→ Your task
Report how many lines contain the word "document"; answer with the number only.
........
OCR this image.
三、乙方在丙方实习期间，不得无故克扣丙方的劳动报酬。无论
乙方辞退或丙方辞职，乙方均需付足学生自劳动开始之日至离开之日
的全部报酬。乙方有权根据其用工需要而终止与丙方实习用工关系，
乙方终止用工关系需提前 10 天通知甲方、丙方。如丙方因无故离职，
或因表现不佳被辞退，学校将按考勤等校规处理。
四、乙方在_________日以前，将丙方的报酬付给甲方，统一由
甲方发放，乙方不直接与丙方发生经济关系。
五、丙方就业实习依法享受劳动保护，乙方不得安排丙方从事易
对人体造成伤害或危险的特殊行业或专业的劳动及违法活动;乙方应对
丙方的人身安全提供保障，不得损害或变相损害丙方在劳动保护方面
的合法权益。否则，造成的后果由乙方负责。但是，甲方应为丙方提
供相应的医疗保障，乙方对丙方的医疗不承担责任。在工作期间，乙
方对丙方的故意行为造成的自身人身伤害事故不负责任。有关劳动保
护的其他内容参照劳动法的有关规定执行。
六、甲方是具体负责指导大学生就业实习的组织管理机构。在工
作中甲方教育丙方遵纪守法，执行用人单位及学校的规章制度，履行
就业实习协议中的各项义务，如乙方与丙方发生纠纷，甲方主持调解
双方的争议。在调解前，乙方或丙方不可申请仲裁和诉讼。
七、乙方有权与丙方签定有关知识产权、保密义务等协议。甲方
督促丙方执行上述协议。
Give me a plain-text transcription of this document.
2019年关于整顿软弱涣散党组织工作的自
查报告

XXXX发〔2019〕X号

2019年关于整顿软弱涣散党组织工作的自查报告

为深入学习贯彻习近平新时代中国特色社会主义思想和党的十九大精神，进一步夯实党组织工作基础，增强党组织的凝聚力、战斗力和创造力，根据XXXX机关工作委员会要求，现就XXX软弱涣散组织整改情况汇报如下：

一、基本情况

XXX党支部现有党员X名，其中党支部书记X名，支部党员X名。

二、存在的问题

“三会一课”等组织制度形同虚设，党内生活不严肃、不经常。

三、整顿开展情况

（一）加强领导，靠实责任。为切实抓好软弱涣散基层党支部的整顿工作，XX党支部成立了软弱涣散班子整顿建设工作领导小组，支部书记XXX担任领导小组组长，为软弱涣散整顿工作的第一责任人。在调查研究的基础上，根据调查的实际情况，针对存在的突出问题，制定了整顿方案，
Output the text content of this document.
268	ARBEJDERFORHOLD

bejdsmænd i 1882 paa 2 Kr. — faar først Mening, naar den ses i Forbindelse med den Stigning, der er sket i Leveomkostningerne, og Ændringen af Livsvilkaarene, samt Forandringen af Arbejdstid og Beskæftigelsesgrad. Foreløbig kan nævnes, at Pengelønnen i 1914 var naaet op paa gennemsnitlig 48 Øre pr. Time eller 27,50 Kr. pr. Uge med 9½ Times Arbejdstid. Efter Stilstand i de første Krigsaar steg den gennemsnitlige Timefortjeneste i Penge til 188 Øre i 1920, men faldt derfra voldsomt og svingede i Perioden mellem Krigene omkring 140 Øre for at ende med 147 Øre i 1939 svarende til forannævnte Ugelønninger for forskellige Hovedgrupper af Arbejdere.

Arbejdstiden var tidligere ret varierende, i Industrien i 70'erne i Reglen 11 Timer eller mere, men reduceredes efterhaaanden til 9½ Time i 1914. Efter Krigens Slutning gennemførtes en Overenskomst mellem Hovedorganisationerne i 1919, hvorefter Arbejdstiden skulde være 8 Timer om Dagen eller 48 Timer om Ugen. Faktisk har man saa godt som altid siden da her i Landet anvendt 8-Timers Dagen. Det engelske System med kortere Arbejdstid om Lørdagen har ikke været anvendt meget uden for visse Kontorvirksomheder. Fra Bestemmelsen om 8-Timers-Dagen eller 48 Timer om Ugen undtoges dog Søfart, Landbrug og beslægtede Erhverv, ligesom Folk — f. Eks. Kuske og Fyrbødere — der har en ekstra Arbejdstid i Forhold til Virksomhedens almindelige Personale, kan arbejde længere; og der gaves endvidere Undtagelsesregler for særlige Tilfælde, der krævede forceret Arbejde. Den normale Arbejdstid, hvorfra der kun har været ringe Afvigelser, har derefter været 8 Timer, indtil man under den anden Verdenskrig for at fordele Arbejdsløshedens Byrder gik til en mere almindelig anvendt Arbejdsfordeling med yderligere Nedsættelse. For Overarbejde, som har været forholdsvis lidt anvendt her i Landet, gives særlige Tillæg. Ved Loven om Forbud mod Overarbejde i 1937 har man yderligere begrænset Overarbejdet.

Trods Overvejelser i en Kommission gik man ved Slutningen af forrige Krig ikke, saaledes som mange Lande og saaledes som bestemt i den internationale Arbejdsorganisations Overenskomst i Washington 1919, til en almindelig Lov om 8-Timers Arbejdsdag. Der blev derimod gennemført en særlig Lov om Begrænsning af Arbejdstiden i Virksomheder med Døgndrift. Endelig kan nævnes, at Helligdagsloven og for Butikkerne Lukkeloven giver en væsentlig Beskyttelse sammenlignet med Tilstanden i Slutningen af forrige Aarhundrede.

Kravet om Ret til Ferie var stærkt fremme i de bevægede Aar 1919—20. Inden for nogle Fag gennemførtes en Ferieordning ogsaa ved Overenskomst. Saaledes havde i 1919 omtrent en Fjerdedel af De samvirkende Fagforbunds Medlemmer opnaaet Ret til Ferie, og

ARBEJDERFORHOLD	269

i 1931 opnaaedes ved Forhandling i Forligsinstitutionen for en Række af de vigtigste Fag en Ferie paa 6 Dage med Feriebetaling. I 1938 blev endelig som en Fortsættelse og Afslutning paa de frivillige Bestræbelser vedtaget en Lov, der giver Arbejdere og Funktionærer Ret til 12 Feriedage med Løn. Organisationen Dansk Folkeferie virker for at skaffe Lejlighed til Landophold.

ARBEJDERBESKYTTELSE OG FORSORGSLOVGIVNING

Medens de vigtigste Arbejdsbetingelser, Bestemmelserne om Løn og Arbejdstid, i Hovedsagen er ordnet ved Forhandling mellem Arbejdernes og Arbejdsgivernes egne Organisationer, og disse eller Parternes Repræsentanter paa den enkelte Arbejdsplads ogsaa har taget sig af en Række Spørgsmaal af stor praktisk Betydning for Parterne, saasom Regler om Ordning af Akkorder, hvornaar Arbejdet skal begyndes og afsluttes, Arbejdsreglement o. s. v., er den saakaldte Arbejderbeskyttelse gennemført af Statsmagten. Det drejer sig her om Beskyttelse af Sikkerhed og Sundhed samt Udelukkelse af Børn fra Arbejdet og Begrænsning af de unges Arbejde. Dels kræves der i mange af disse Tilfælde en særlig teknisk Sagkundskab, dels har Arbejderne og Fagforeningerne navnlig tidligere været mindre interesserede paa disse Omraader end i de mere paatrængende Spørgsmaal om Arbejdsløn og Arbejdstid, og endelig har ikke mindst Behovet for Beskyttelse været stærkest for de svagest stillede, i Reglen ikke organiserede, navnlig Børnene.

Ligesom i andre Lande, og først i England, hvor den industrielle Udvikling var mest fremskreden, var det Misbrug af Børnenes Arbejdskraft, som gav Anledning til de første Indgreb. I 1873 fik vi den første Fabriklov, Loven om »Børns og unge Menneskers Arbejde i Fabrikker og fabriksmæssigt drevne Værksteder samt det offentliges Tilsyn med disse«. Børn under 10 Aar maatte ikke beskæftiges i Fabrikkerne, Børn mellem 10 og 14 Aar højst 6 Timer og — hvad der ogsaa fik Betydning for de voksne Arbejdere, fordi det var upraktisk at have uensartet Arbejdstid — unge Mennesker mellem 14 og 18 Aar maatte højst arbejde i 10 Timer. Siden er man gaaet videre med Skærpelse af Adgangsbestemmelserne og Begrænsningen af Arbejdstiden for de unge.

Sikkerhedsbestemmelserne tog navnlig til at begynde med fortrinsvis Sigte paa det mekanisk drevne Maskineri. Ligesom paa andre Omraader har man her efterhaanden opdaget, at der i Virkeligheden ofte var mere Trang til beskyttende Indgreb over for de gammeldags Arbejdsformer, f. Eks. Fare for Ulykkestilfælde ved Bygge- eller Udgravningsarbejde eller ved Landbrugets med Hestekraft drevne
........
→ Task output
2